Spilka said the ceremony was “wonderful,” and added, “One thing I see is the strength. … Everybody is willing to roll up their sleeves and work together to help out the students.”
Carlos Santiago, senior deputy commissioner for academic affairs at the Massachusetts Department of Higher Education, said he was “thrilled” to witness this “wonderful accomplishment” for Framingham State.
“Facilities like this will help us transform communities,” said Santiago.
Carol Gladstone, commissioner, division of capital asset management and maintenance [DCAMM] said the University is “small in size and big in presence and impacts.”
Gladstone said DCAMM undertook 10 years of planning before it decided on the final “extremely strong design.”
The new building is equipped with new labs, lounges and study areas. The building was designed by the architecture company Ellenzweig, which specializes in designing science buildings for universities.
Catherine Hunt, associate principal and director of marketing for Ellenzweig, said the company has also worked with the University of Pennsylvania, Brown University, MIT, Harvard and the University of Mississippi.
Neil Cahalane, member of the Royal Institute of the Architects of Ireland and principal for Ellenzweig said the biggest challenges the company faced while designing the building were placement and accessibility.
Cahalane said the company considered putting the building where Crocker is or in the “front quad,” but decided that behind Hemenway was the best because it had the slightest slope and most accessibility. He added, “Walking through the building is actually the easiest way to access Larned and Towers halls.”
Sophomore Thansuda Namsena, said, “It makes me want to stay here and do homework. … It’s so bright and there’s so much space it makes you focus on what you’re doing.”
Junior Ricardo Calixt said, “It’s a lot more convenient than the library for trying to focus on schoolwork.”

=== MATERIAL SHOWN ===
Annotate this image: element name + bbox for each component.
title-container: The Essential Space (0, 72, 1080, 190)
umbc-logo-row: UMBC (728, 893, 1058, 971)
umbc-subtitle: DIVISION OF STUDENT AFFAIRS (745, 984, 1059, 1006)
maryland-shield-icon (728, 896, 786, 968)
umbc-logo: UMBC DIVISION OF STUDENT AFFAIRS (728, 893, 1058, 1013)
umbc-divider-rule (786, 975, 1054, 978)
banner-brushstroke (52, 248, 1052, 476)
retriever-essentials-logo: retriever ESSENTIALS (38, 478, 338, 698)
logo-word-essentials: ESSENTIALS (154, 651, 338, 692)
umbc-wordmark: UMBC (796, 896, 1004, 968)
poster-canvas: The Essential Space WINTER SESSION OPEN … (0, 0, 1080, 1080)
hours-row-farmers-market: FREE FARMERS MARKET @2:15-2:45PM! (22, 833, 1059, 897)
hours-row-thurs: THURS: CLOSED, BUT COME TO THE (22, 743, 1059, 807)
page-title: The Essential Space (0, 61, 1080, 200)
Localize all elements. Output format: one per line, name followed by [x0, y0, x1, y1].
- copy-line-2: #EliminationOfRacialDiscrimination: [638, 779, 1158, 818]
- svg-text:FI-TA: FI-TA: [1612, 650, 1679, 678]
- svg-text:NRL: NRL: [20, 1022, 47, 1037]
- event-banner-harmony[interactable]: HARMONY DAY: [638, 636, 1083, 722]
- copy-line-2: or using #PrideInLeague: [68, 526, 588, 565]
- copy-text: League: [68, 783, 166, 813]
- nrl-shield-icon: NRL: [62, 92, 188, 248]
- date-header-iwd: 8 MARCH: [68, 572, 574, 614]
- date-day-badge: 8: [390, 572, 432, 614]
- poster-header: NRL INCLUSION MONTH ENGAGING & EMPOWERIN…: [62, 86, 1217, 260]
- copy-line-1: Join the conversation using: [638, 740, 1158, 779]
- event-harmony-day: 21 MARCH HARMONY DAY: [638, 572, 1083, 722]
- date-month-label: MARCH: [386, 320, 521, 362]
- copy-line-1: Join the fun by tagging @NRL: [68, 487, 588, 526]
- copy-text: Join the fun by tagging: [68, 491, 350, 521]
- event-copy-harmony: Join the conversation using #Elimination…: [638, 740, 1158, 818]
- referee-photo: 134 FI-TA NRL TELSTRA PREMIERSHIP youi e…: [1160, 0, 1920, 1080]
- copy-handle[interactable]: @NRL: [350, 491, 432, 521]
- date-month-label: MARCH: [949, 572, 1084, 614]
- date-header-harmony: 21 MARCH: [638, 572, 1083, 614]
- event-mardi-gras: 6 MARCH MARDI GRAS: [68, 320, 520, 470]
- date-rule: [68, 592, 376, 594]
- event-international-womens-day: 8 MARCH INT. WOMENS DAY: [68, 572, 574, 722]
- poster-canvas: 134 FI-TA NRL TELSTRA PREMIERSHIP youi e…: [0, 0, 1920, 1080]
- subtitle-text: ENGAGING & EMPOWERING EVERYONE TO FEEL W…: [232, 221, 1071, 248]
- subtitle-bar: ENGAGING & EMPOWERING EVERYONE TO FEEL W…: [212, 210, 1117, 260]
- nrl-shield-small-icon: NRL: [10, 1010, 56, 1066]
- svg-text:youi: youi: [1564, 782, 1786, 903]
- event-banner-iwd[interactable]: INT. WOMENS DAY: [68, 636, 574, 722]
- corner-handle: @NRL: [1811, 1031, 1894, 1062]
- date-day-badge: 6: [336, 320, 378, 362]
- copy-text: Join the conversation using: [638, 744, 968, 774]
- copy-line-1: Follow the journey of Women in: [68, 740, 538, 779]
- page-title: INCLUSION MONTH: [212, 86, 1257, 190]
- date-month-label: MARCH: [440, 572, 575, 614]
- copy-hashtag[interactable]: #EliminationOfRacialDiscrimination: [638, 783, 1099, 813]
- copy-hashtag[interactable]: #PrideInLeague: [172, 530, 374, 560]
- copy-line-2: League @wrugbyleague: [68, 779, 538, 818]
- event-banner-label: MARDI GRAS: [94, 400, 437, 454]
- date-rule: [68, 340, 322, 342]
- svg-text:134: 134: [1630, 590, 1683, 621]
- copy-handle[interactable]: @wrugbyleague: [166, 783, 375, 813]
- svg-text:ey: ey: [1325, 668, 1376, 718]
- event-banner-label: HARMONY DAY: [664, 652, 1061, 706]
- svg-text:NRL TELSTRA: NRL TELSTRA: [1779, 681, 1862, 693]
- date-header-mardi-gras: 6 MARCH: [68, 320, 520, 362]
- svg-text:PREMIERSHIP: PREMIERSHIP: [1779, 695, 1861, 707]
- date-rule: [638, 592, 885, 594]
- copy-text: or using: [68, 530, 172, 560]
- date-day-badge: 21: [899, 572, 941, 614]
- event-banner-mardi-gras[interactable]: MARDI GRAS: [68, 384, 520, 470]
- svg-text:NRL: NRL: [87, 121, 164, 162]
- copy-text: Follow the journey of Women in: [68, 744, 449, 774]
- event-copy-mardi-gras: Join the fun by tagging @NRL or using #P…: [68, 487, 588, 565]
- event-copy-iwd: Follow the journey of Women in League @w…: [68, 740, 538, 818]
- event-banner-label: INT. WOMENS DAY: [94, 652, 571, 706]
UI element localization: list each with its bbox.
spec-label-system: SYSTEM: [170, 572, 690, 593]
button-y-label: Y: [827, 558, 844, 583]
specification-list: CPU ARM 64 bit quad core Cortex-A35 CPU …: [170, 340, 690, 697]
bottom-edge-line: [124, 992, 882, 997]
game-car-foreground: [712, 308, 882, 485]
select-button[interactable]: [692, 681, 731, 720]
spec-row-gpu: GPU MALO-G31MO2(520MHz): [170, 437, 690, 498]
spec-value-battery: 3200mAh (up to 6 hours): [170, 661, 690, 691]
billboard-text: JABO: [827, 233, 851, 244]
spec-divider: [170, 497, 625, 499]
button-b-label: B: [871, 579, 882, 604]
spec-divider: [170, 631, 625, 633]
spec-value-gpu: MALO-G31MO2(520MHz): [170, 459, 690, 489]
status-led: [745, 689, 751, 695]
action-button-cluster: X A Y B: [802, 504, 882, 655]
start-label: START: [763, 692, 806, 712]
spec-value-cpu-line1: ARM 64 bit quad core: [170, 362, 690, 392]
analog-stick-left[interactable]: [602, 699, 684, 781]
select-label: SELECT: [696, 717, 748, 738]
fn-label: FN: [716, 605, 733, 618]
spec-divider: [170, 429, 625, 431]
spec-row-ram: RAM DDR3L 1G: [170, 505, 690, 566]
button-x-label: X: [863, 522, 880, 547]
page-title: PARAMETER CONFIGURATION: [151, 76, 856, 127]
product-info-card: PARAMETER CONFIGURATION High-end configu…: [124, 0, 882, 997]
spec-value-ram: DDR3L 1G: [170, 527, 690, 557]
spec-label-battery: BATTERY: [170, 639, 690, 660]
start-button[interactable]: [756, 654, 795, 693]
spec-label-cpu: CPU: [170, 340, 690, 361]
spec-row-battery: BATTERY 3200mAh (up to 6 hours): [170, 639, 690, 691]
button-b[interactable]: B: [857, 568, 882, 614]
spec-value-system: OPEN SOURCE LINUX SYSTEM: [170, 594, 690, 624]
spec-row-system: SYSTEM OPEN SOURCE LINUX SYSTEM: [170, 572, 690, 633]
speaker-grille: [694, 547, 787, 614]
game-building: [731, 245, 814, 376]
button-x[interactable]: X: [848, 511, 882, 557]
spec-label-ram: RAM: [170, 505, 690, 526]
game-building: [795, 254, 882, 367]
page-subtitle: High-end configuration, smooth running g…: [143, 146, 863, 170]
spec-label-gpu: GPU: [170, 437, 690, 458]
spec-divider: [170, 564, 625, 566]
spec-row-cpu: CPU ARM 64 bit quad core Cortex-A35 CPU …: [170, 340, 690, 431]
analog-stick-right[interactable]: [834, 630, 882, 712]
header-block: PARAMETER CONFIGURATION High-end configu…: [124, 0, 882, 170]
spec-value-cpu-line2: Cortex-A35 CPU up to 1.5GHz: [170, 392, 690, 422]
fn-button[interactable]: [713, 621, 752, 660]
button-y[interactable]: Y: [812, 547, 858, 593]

=== OBJECTIVES ===
**A)** Name every university that, according to the article about Framingham State's new building, Ellenzweig has also worked with.
**B)** Answer these questions from the article about Framingham State's new building:
(i) How many years of planning did DCAMM undertake before deciding on the final design?
(ii) What did Neil Cahalane name as the biggest challenges in designing the building?
(iii) Junior Ricardo Calixt said the building is more convenient than what place for focusing on schoolwork?
**C)** Write the next part of the article about Framingham State's new building, picking up after its last sentence.

=== EXPECTED RESULTS ===
**A)**
University of Pennsylvania
Brown University
MIT
Harvard
University of Mississippi

**B)**
(i) 10 years
(ii) Placement and accessibility
(iii) The library

**C)**
Senior Caitlin Wertz said, “The new labs are very clean. …The old labs had too much outdated stuff.”
Freshman Jefferson Elien said, “The architecture is amazing.”
Junior Jason MacKinnon said, “It has a modern feeling, and makes a nice cut through from the gym to Larned and North.”
Sophomore Kyle Hurley said “I come here frequently. It’s definitely roomier than other buildings on campus and it has comfortable seating.”
Richard Logan, Chair of the Board of Trustees and Framingham State alumnus spoke at the ceremony as well. He said, “It’s certainly remarkable what has been done here.
“It’s a nice testament to the fortitude and forward thinking that folks long before me had.”
Margaret Carrol, Dean of STEM, said the new labs are “very beneficial to students.”
Katie Restuccia, administrative assistant in the Office of the President, organized the ceremony, and said it took about three months to plan. About 80 “external invitations” were sent out and “just about that many are here.
“All the legislative, trustees and major players are here,” said Restuccia.
Debra Cleveland, executive director of the Independent Association of Framingham State Alumni, said, “The ceremony was more than appropriate. … We are so incredibly lucky to have this group of legislators to make this possible.”